▶ **Document segment**:
[START]

To load the resource, the browser sends an HTTP request to the server:

GET /loadImage?filename=001.png HTTP/1.1
Host: your.server

The server reads the URL, extracts the filename parameter and constructs a path inside the images directory:

from http.server import BaseHTTPRequestHandler, HTTPServer
from urllib.parse import urlparse, parse_qs
import os.path

current_folder = os.path.dirname(os.path.abspath(__file__))

image_folder = os.path.join(current_folder, "images")

class SimpleHander(BaseHTTPRequestHandler):
    def do_GET(self):
        # Parse the URL path and query parameters from the full request pth. urlparse splits the URL into parts (path, query string, etc.)
        parsed = urlparse(self.path)

        # Only handle requests where the path is "/loadImage"
        if parsed.path == "/loadImage":
            # parse_qs extracts query parameters as a dictionary:
            # {'filename': ['001.png']}
            query = parse_qs(parsed.query)

            # Get the first value of filename parameter or None if not present.
            filename = query.get("filename", [None])[0]

            if filename:
                target_path = os.path.join(image_folder, filename)
                print(f"Resolved path: {os.path.abspath(target_path)}\n")
                try:
                    with open(target_path, "rb") as f:
                        # Read all bytes from the file
                        content = f.read()

                    self.send_response(200)

[END]

▶ **Given instruction 1**: Reproduce the server walkthrough in full, word for word.
The server walkthrough has no connection to the listing that comes next.

▶ **Available records**:
[START]

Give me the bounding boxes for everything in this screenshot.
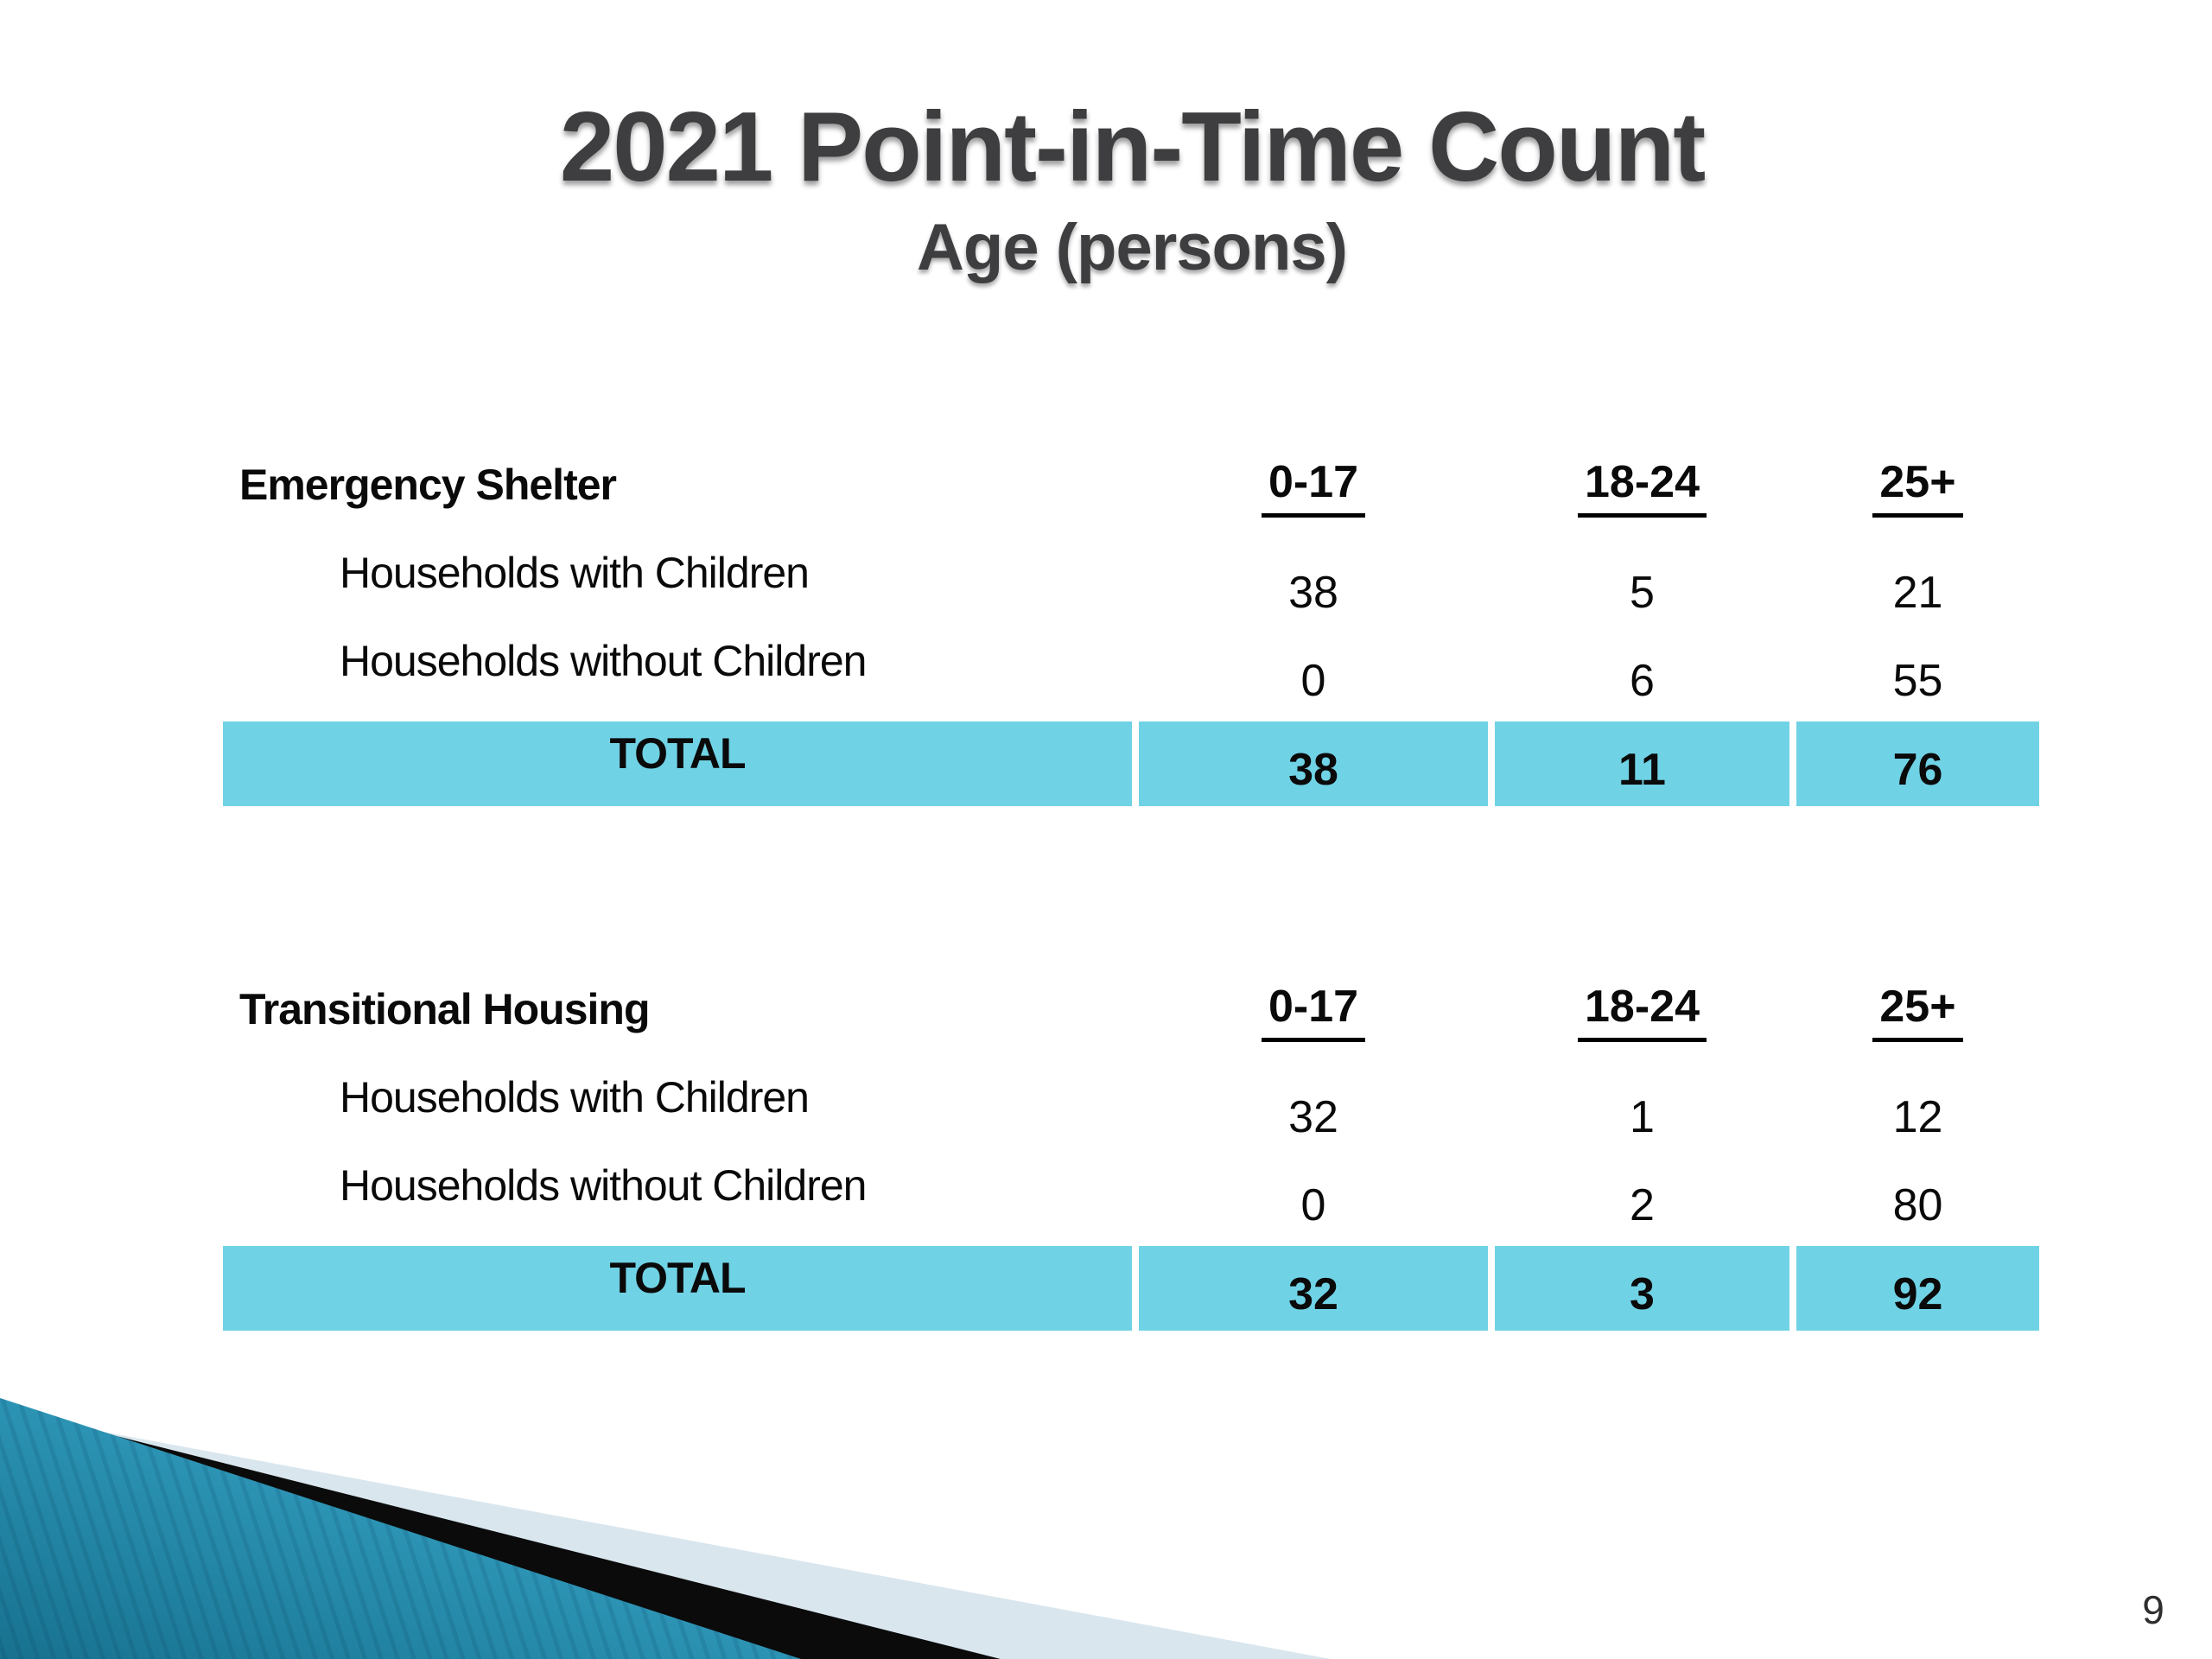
table-cell: 12 xyxy=(1796,1091,2039,1143)
table-cell: 0 xyxy=(1139,655,1488,707)
cell-value: 21 xyxy=(1892,568,1943,618)
table-cell: 1 xyxy=(1495,1091,1789,1143)
column-header-25plus: 25+ xyxy=(1872,981,1963,1042)
table-cell: 2 xyxy=(1495,1179,1789,1231)
total-value: 11 xyxy=(1618,745,1666,795)
cell-value: 6 xyxy=(1630,656,1655,706)
column-header-cell: 25+ xyxy=(1796,456,2039,518)
page-number: 9 xyxy=(2142,1587,2164,1632)
column-header-cell: 0-17 xyxy=(1139,981,1488,1042)
total-value: 32 xyxy=(1288,1269,1338,1319)
cell-value: 55 xyxy=(1892,656,1943,706)
column-header-cell: 18-24 xyxy=(1495,456,1789,518)
table-cell: 55 xyxy=(1796,655,2039,707)
total-cell: 38 xyxy=(1139,744,1488,796)
cell-value: 32 xyxy=(1288,1092,1338,1142)
table-cell: 38 xyxy=(1139,567,1488,619)
row-label: Households with Children xyxy=(340,549,810,597)
total-value: 38 xyxy=(1288,745,1338,795)
cell-value: 1 xyxy=(1630,1092,1655,1142)
table-cell: 32 xyxy=(1139,1091,1488,1143)
total-value: 76 xyxy=(1892,745,1943,795)
cell-value: 2 xyxy=(1630,1180,1655,1230)
column-header-cell: 25+ xyxy=(1796,981,2039,1042)
table-cell: 6 xyxy=(1495,655,1789,707)
column-header-18-24: 18-24 xyxy=(1578,981,1707,1042)
column-header-0-17: 0-17 xyxy=(1261,981,1366,1042)
total-band-segment xyxy=(1495,721,1789,806)
cell-value: 0 xyxy=(1300,656,1326,706)
total-band-segment xyxy=(223,721,1132,806)
total-value: 3 xyxy=(1630,1269,1655,1319)
cell-value: 0 xyxy=(1300,1180,1326,1230)
column-header-0-17: 0-17 xyxy=(1261,456,1366,518)
corner-wedge-decoration xyxy=(0,1398,1331,1659)
emergency-shelter-table: Emergency Shelter 0-17 18-24 25+ Househo… xyxy=(0,448,2212,828)
total-cell: 76 xyxy=(1796,744,2039,796)
total-band-segment xyxy=(223,1246,1132,1331)
total-band-segment xyxy=(1796,1246,2039,1331)
total-label: TOTAL xyxy=(609,729,746,778)
row-label: Households with Children xyxy=(340,1073,810,1122)
cell-value: 38 xyxy=(1288,568,1338,618)
section-title-transitional-housing: Transitional Housing xyxy=(239,985,650,1033)
total-row: TOTAL 32 3 92 xyxy=(0,1246,2212,1331)
total-cell: 92 xyxy=(1796,1268,2039,1320)
column-header-25plus: 25+ xyxy=(1872,456,1963,518)
table-cell: 80 xyxy=(1796,1179,2039,1231)
table-cell: 5 xyxy=(1495,567,1789,619)
total-cell: 3 xyxy=(1495,1268,1789,1320)
total-band-segment xyxy=(1139,721,1488,806)
cell-value: 80 xyxy=(1892,1180,1943,1230)
table-cell: 0 xyxy=(1139,1179,1488,1231)
cell-value: 5 xyxy=(1630,568,1655,618)
section-title-emergency-shelter: Emergency Shelter xyxy=(239,461,617,509)
transitional-housing-table: Transitional Housing 0-17 18-24 25+ Hous… xyxy=(0,972,2212,1352)
slide-title: 2021 Point-in-Time Count xyxy=(559,92,1706,202)
slide-subtitle: Age (persons) xyxy=(917,211,1348,285)
row-label: Households without Children xyxy=(340,1161,867,1210)
row-label: Households without Children xyxy=(340,637,867,685)
total-cell: 11 xyxy=(1495,744,1789,796)
total-band-segment xyxy=(1139,1246,1488,1331)
column-header-cell: 18-24 xyxy=(1495,981,1789,1042)
column-header-18-24: 18-24 xyxy=(1578,456,1707,518)
cell-value: 12 xyxy=(1892,1092,1943,1142)
total-label: TOTAL xyxy=(609,1254,746,1302)
table-cell: 21 xyxy=(1796,567,2039,619)
total-band-segment xyxy=(1796,721,2039,806)
total-value: 92 xyxy=(1892,1269,1943,1319)
title-block: 2021 Point-in-Time Count Age (persons) xyxy=(52,93,2212,285)
teal-wedge-stripes xyxy=(0,1398,801,1659)
total-cell: 32 xyxy=(1139,1268,1488,1320)
total-band-segment xyxy=(1495,1246,1789,1331)
column-header-cell: 0-17 xyxy=(1139,456,1488,518)
total-row: TOTAL 38 11 76 xyxy=(0,721,2212,806)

[END]

▶ **Given instruction 2**: In the listing, recast everything from the line containing "table-cell: 12 xyxy=(1796,1091,2039,1143)" down to the line containing "column-header-cell: 0-17 xyxy=(1139,981,1488,1042)" as a Markdown table with columns Row and Listing Line. Leave out any blank lines.

▶ **Written solution 1**:
To load the resource, the browser sends an HTTP request to the server:

GET /loadImage?filename=001.png HTTP/1.1
Host: your.server

The server reads the URL, extracts the filename parameter and constructs a path inside the images directory:

from http.server import BaseHTTPRequestHandler, HTTPServer
from urllib.parse import urlparse, parse_qs
import os.path

current_folder = os.path.dirname(os.path.abspath(__file__))

image_folder = os.path.join(current_folder, "images")

class SimpleHander(BaseHTTPRequestHandler):
    def do_GET(self):
        # Parse the URL path and query parameters from the full request pth. urlparse splits the URL into parts (path, query string, etc.)
        parsed = urlparse(self.path)

        # Only handle requests where the path is "/loadImage"
        if parsed.path == "/loadImage":
            # parse_qs extracts query parameters as a dictionary:
            # {'filename': ['001.png']}
            query = parse_qs(parsed.query)

            # Get the first value of filename parameter or None if not present.
            filename = query.get("filename", [None])[0]

            if filename:
                target_path = os.path.join(image_folder, filename)
                print(f"Resolved path: {os.path.abspath(target_path)}\n")
                try:
                    with open(target_path, "rb") as f:
                        # Read all bytes from the file
                        content = f.read()

                    self.send_response(200)

▶ **Written solution 2**:
| Row | Listing Line |
|---|---|
| 1 | table-cell: 12 xyxy=(1796,1091,2039,1143) |
| 2 | table-cell: 0 xyxy=(1139,655,1488,707) |
| 3 | cell-value: 21 xyxy=(1892,568,1943,618) |
| 4 | table-cell: 1 xyxy=(1495,1091,1789,1143) |
| 5 | column-header-25plus: 25+ xyxy=(1872,981,1963,1042) |
| 6 | table-cell: 2 xyxy=(1495,1179,1789,1231) |
| 7 | total-value: 11 xyxy=(1618,745,1666,795) |
| 8 | cell-value: 6 xyxy=(1630,656,1655,706) |
| 9 | column-header-cell: 25+ xyxy=(1796,456,2039,518) |
| 10 | page-number: 9 xyxy=(2142,1587,2164,1632) |
| 11 | column-header-cell: 0-17 xyxy=(1139,981,1488,1042) |